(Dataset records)
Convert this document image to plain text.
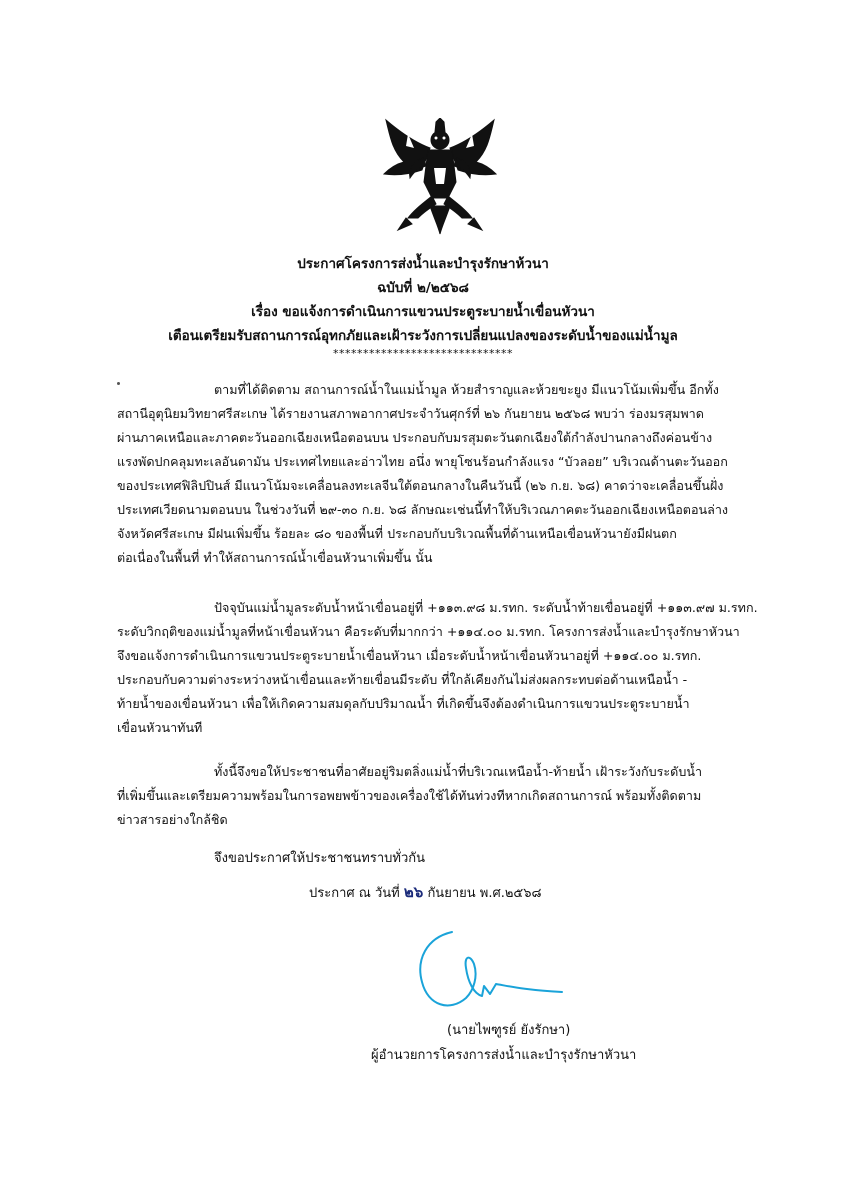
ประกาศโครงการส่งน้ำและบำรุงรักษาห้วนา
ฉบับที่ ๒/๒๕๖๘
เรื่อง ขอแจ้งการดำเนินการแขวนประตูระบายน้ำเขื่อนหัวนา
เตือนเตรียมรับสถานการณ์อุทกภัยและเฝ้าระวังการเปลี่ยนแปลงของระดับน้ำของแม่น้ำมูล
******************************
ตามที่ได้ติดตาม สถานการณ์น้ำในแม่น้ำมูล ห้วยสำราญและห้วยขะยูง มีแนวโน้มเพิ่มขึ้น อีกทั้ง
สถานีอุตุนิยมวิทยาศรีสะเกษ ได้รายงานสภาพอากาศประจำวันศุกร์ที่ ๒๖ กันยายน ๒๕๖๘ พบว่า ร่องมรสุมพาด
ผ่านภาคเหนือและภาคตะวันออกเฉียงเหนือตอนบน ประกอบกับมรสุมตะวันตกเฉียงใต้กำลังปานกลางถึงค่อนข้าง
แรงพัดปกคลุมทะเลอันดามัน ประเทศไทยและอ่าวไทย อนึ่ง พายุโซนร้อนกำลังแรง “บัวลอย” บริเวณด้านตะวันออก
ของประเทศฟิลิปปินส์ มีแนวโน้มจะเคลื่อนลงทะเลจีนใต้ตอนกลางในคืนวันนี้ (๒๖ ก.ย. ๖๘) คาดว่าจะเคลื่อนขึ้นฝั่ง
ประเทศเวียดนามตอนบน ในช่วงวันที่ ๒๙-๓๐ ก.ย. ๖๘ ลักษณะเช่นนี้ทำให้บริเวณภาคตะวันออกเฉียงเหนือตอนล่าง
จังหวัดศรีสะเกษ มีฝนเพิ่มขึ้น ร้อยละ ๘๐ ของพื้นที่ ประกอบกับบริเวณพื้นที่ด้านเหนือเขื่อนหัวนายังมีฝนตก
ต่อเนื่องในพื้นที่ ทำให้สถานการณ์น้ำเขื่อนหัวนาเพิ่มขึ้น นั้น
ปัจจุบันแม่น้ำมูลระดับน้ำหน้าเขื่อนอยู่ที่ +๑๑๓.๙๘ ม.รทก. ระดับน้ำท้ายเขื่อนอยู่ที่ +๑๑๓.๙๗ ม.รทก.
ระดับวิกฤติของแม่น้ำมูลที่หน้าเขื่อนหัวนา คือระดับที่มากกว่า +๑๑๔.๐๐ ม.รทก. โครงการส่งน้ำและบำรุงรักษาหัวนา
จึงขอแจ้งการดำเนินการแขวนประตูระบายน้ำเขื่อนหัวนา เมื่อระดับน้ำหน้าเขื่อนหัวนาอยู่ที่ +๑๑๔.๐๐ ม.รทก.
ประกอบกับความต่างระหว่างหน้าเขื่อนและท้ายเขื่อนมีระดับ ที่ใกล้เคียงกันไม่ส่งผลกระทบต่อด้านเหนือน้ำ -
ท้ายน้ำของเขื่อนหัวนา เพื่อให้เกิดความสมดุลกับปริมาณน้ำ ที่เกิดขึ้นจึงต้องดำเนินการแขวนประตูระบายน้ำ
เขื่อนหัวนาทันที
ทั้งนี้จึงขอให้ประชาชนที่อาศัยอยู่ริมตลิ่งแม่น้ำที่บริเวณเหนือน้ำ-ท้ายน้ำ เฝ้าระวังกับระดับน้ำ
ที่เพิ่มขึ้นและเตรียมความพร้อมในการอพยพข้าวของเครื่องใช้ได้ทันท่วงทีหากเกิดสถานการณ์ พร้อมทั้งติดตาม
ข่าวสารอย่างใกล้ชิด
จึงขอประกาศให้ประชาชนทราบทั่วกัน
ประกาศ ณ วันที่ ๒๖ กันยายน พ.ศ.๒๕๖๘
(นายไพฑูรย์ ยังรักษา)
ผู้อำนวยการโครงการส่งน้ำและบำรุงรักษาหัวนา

* [YOUR OBJECTIVE]
Output all of the records exactly as they appear above, but not the pictures.

* [OUTPUT OF THE TASK]
Convert this document image to plain text.
ประกาศโครงการส่งน้ำและบำรุงรักษาห้วนา
ฉบับที่ ๒/๒๕๖๘
เรื่อง ขอแจ้งการดำเนินการแขวนประตูระบายน้ำเขื่อนหัวนา
เตือนเตรียมรับสถานการณ์อุทกภัยและเฝ้าระวังการเปลี่ยนแปลงของระดับน้ำของแม่น้ำมูล
******************************
ตามที่ได้ติดตาม สถานการณ์น้ำในแม่น้ำมูล ห้วยสำราญและห้วยขะยูง มีแนวโน้มเพิ่มขึ้น อีกทั้ง
สถานีอุตุนิยมวิทยาศรีสะเกษ ได้รายงานสภาพอากาศประจำวันศุกร์ที่ ๒๖ กันยายน ๒๕๖๘ พบว่า ร่องมรสุมพาด
ผ่านภาคเหนือและภาคตะวันออกเฉียงเหนือตอนบน ประกอบกับมรสุมตะวันตกเฉียงใต้กำลังปานกลางถึงค่อนข้าง
แรงพัดปกคลุมทะเลอันดามัน ประเทศไทยและอ่าวไทย อนึ่ง พายุโซนร้อนกำลังแรง “บัวลอย” บริเวณด้านตะวันออก
ของประเทศฟิลิปปินส์ มีแนวโน้มจะเคลื่อนลงทะเลจีนใต้ตอนกลางในคืนวันนี้ (๒๖ ก.ย. ๖๘) คาดว่าจะเคลื่อนขึ้นฝั่ง
ประเทศเวียดนามตอนบน ในช่วงวันที่ ๒๙-๓๐ ก.ย. ๖๘ ลักษณะเช่นนี้ทำให้บริเวณภาคตะวันออกเฉียงเหนือตอนล่าง
จังหวัดศรีสะเกษ มีฝนเพิ่มขึ้น ร้อยละ ๘๐ ของพื้นที่ ประกอบกับบริเวณพื้นที่ด้านเหนือเขื่อนหัวนายังมีฝนตก
ต่อเนื่องในพื้นที่ ทำให้สถานการณ์น้ำเขื่อนหัวนาเพิ่มขึ้น นั้น
ปัจจุบันแม่น้ำมูลระดับน้ำหน้าเขื่อนอยู่ที่ +๑๑๓.๙๘ ม.รทก. ระดับน้ำท้ายเขื่อนอยู่ที่ +๑๑๓.๙๗ ม.รทก.
ระดับวิกฤติของแม่น้ำมูลที่หน้าเขื่อนหัวนา คือระดับที่มากกว่า +๑๑๔.๐๐ ม.รทก. โครงการส่งน้ำและบำรุงรักษาหัวนา
จึงขอแจ้งการดำเนินการแขวนประตูระบายน้ำเขื่อนหัวนา เมื่อระดับน้ำหน้าเขื่อนหัวนาอยู่ที่ +๑๑๔.๐๐ ม.รทก.
ประกอบกับความต่างระหว่างหน้าเขื่อนและท้ายเขื่อนมีระดับ ที่ใกล้เคียงกันไม่ส่งผลกระทบต่อด้านเหนือน้ำ -
ท้ายน้ำของเขื่อนหัวนา เพื่อให้เกิดความสมดุลกับปริมาณน้ำ ที่เกิดขึ้นจึงต้องดำเนินการแขวนประตูระบายน้ำ
เขื่อนหัวนาทันที
ทั้งนี้จึงขอให้ประชาชนที่อาศัยอยู่ริมตลิ่งแม่น้ำที่บริเวณเหนือน้ำ-ท้ายน้ำ เฝ้าระวังกับระดับน้ำ
ที่เพิ่มขึ้นและเตรียมความพร้อมในการอพยพข้าวของเครื่องใช้ได้ทันท่วงทีหากเกิดสถานการณ์ พร้อมทั้งติดตาม
ข่าวสารอย่างใกล้ชิด
จึงขอประกาศให้ประชาชนทราบทั่วกัน
ประกาศ ณ วันที่ ๒๖ กันยายน พ.ศ.๒๕๖๘
(นายไพฑูรย์ ยังรักษา)
ผู้อำนวยการโครงการส่งน้ำและบำรุงรักษาหัวนา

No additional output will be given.